■ **Required work**
Pictures aside, quote the whole listing exactly.

■ **Material shown**
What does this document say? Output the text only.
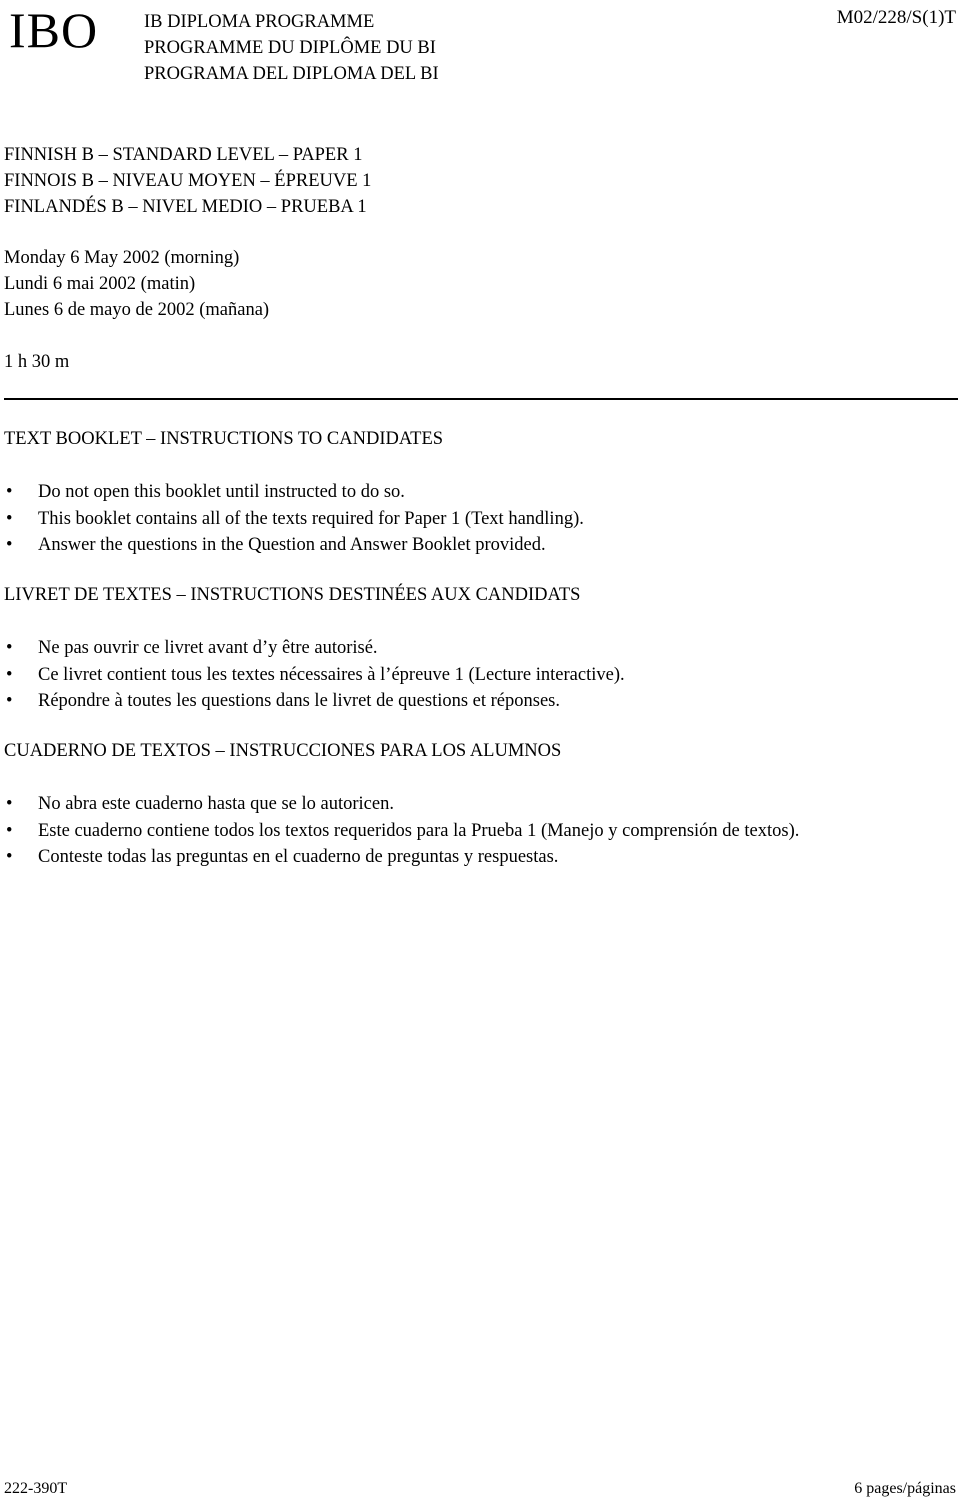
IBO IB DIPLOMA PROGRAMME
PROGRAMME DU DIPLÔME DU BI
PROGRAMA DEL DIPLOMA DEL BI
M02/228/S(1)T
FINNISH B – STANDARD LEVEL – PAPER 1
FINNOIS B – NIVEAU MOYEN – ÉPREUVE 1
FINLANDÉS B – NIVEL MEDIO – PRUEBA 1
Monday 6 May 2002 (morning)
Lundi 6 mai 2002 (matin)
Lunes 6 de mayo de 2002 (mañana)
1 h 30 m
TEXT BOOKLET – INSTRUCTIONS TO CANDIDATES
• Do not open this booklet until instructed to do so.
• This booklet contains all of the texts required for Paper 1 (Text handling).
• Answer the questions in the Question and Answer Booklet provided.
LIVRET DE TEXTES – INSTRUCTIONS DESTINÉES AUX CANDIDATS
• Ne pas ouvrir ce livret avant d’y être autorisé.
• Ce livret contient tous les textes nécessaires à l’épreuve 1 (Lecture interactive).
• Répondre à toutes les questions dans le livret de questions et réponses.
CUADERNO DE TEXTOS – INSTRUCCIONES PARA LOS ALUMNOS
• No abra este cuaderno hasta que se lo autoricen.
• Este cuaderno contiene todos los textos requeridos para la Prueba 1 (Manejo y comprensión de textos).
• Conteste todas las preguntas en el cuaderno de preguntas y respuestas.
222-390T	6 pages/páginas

■ **Response**
What does this document say? Output the text only.
IBO IB DIPLOMA PROGRAMME
PROGRAMME DU DIPLÔME DU BI
PROGRAMA DEL DIPLOMA DEL BI
M02/228/S(1)T
FINNISH B – STANDARD LEVEL – PAPER 1
FINNOIS B – NIVEAU MOYEN – ÉPREUVE 1
FINLANDÉS B – NIVEL MEDIO – PRUEBA 1
Monday 6 May 2002 (morning)
Lundi 6 mai 2002 (matin)
Lunes 6 de mayo de 2002 (mañana)
1 h 30 m
TEXT BOOKLET – INSTRUCTIONS TO CANDIDATES
• Do not open this booklet until instructed to do so.
• This booklet contains all of the texts required for Paper 1 (Text handling).
• Answer the questions in the Question and Answer Booklet provided.
LIVRET DE TEXTES – INSTRUCTIONS DESTINÉES AUX CANDIDATS
• Ne pas ouvrir ce livret avant d’y être autorisé.
• Ce livret contient tous les textes nécessaires à l’épreuve 1 (Lecture interactive).
• Répondre à toutes les questions dans le livret de questions et réponses.
CUADERNO DE TEXTOS – INSTRUCCIONES PARA LOS ALUMNOS
• No abra este cuaderno hasta que se lo autoricen.
• Este cuaderno contiene todos los textos requeridos para la Prueba 1 (Manejo y comprensión de textos).
• Conteste todas las preguntas en el cuaderno de preguntas y respuestas.
222-390T	6 pages/páginas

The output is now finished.